— BEGIN Provided records —

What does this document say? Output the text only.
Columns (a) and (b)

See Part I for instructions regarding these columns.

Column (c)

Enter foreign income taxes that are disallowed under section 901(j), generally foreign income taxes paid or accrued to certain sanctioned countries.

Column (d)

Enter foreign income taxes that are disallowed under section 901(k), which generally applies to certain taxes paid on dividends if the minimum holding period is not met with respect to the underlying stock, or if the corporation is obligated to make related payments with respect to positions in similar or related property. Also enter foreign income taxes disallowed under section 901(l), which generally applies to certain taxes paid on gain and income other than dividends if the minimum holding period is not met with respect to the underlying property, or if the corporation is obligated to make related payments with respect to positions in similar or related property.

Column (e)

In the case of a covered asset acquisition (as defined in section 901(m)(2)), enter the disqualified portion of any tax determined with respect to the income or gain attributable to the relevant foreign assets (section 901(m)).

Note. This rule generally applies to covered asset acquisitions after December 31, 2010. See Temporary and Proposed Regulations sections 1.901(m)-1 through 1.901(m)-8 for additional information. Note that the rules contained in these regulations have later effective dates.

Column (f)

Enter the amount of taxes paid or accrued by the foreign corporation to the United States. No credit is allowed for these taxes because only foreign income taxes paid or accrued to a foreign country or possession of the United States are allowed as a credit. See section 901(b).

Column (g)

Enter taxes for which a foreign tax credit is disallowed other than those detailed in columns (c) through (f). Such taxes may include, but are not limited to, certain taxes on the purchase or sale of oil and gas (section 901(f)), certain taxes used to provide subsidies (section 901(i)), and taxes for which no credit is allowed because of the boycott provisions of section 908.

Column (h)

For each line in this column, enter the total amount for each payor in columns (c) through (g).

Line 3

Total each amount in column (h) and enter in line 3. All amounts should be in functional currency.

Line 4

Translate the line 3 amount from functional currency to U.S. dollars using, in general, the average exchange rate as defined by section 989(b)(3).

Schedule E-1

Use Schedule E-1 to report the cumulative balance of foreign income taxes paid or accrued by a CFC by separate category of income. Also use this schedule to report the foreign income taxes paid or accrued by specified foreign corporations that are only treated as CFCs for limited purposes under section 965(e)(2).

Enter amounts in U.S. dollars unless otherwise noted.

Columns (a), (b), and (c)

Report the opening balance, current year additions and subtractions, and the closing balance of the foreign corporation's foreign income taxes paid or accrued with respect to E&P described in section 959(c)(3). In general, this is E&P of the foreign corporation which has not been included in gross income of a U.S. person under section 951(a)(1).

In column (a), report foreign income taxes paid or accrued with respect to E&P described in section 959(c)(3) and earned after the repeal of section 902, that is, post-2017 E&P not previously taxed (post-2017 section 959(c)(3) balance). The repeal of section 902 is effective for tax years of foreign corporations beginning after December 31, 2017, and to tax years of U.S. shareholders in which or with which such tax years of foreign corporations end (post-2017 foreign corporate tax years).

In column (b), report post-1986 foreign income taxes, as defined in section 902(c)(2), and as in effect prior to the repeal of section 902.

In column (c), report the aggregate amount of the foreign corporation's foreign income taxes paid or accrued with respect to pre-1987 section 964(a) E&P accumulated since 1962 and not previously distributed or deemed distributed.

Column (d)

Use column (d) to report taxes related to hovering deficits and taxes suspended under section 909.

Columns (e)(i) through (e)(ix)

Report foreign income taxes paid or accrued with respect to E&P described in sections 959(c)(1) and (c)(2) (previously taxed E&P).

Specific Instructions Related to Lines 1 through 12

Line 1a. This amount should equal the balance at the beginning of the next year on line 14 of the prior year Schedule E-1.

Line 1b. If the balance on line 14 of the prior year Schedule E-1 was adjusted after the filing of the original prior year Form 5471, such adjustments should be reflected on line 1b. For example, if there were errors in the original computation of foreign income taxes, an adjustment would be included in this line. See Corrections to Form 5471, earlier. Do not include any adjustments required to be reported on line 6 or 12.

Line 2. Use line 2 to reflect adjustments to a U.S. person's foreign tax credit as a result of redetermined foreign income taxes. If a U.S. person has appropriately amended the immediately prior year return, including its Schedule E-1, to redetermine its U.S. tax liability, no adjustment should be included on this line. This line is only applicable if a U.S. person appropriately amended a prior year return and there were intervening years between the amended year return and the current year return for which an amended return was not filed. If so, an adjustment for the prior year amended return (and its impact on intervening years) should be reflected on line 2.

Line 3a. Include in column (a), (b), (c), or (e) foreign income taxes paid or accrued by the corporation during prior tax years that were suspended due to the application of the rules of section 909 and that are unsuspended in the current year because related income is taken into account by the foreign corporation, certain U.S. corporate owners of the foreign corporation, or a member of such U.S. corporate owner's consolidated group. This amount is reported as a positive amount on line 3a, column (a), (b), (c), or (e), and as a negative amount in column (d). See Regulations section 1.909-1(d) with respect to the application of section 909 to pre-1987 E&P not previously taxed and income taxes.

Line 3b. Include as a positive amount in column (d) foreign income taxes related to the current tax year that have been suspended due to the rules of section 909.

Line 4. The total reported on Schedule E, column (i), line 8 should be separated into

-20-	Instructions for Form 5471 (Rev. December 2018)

— END Provided records —

Problem statement: Only lines that contain the word "asset" are wanted; copy each of them.

Solution:
In the case of a covered asset acquisition (as defined in section 901(m)(2)), enter the disqualified portion of any tax determined with respect to the income or gain attributable to the relevant foreign assets (section 901(m)).
Note. This rule generally applies to covered asset acquisitions after December 31, 2010. See Temporary and Proposed Regulations sections 1.901(m)-1 through 1.901(m)-8 for additional information. Note that the rules contained in these regulations have later effective dates.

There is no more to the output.